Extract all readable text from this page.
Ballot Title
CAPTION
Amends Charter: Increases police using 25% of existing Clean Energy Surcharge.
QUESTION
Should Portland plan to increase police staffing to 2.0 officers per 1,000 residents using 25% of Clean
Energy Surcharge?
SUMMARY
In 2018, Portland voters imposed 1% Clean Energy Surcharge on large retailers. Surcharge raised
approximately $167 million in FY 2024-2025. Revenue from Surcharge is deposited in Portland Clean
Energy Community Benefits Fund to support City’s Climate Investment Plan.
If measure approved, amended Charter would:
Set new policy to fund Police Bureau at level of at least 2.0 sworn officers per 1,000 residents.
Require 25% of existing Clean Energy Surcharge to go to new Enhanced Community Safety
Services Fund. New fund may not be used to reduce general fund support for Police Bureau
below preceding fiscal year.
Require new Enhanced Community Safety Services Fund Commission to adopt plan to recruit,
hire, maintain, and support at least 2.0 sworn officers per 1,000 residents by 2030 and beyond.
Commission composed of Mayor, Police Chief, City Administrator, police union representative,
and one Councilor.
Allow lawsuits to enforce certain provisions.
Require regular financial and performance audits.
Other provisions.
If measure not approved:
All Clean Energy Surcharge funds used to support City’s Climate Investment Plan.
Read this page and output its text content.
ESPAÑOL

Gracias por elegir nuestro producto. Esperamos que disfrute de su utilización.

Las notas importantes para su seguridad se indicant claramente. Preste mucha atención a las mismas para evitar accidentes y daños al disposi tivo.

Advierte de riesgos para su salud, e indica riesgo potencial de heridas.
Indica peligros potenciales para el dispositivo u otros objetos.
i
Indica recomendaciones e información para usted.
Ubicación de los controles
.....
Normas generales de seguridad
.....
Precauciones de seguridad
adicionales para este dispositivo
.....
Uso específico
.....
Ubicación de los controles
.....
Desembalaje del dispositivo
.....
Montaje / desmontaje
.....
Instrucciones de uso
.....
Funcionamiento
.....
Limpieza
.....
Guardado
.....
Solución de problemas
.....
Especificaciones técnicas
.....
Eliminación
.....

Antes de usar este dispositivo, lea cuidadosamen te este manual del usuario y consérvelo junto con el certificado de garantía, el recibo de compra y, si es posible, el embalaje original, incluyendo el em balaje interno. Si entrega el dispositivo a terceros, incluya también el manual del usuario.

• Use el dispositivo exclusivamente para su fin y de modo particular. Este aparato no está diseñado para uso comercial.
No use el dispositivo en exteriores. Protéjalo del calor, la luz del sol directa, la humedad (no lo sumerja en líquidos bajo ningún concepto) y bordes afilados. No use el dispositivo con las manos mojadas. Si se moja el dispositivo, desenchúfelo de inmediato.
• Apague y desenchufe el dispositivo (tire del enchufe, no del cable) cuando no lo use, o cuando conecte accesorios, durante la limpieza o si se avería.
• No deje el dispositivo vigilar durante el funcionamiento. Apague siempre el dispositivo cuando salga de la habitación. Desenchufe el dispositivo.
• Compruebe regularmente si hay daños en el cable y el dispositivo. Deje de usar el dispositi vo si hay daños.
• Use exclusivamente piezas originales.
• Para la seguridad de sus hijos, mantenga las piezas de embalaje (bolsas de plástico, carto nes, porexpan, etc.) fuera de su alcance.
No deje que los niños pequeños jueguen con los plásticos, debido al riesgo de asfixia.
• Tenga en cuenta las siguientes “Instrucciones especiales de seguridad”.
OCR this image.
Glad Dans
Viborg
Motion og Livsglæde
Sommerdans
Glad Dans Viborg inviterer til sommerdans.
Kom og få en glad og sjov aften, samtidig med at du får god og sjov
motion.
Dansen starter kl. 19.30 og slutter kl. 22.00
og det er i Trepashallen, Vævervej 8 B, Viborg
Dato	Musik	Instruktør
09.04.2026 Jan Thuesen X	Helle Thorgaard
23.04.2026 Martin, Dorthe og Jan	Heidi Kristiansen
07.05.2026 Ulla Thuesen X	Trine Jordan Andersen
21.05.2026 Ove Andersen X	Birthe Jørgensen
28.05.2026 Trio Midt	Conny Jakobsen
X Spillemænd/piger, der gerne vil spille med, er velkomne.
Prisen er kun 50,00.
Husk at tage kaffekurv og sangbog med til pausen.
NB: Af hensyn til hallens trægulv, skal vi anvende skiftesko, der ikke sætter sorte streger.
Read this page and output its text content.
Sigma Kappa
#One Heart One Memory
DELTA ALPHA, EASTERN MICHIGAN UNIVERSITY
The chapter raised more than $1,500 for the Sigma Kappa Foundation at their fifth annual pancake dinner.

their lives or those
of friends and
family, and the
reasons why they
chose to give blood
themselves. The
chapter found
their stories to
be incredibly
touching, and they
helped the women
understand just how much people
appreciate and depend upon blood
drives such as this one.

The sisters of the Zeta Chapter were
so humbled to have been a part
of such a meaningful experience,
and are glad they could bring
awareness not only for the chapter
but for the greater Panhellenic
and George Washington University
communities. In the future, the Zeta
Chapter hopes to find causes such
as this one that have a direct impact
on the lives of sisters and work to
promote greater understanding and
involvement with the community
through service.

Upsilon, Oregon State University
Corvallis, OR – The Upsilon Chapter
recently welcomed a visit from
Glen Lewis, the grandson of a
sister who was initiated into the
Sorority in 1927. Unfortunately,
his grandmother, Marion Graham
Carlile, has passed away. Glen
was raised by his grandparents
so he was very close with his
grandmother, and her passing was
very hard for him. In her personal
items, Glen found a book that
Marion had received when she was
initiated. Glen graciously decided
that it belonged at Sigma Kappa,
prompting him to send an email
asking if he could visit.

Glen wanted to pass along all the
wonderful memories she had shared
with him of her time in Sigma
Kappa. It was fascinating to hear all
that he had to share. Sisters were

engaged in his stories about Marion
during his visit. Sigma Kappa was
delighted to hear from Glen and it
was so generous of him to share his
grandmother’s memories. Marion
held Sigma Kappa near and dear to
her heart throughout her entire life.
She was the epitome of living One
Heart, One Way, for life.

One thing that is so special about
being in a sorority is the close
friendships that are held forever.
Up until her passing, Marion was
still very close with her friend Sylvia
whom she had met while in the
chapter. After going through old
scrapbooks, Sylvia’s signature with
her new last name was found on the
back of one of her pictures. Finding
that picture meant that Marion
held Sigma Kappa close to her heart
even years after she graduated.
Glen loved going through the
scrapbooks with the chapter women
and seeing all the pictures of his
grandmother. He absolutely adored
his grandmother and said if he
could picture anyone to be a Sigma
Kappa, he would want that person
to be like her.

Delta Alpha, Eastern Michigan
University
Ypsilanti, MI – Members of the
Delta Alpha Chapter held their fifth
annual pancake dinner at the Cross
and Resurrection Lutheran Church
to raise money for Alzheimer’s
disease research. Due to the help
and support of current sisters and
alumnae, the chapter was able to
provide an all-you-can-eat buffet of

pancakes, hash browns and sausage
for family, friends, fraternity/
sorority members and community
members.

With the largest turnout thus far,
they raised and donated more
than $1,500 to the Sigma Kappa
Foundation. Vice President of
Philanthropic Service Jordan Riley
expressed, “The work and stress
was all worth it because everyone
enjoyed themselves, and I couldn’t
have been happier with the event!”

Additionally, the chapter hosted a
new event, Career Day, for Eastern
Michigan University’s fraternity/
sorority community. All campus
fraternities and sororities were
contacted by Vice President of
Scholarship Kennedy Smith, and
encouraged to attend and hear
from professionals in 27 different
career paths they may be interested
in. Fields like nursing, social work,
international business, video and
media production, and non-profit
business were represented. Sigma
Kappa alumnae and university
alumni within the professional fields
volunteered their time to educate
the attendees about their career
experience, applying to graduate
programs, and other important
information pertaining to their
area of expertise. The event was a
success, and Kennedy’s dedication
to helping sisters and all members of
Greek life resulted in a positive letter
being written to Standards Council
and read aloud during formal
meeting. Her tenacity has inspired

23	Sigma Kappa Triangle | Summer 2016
^^^^^^^^^^^^^^^^
Aim of the exercise
All lines of the data above that include the word "they" must be shown.

Exercise solution
reasons why they
touching, and they
and are glad they could bring
they raised and donated more
career paths they may be interested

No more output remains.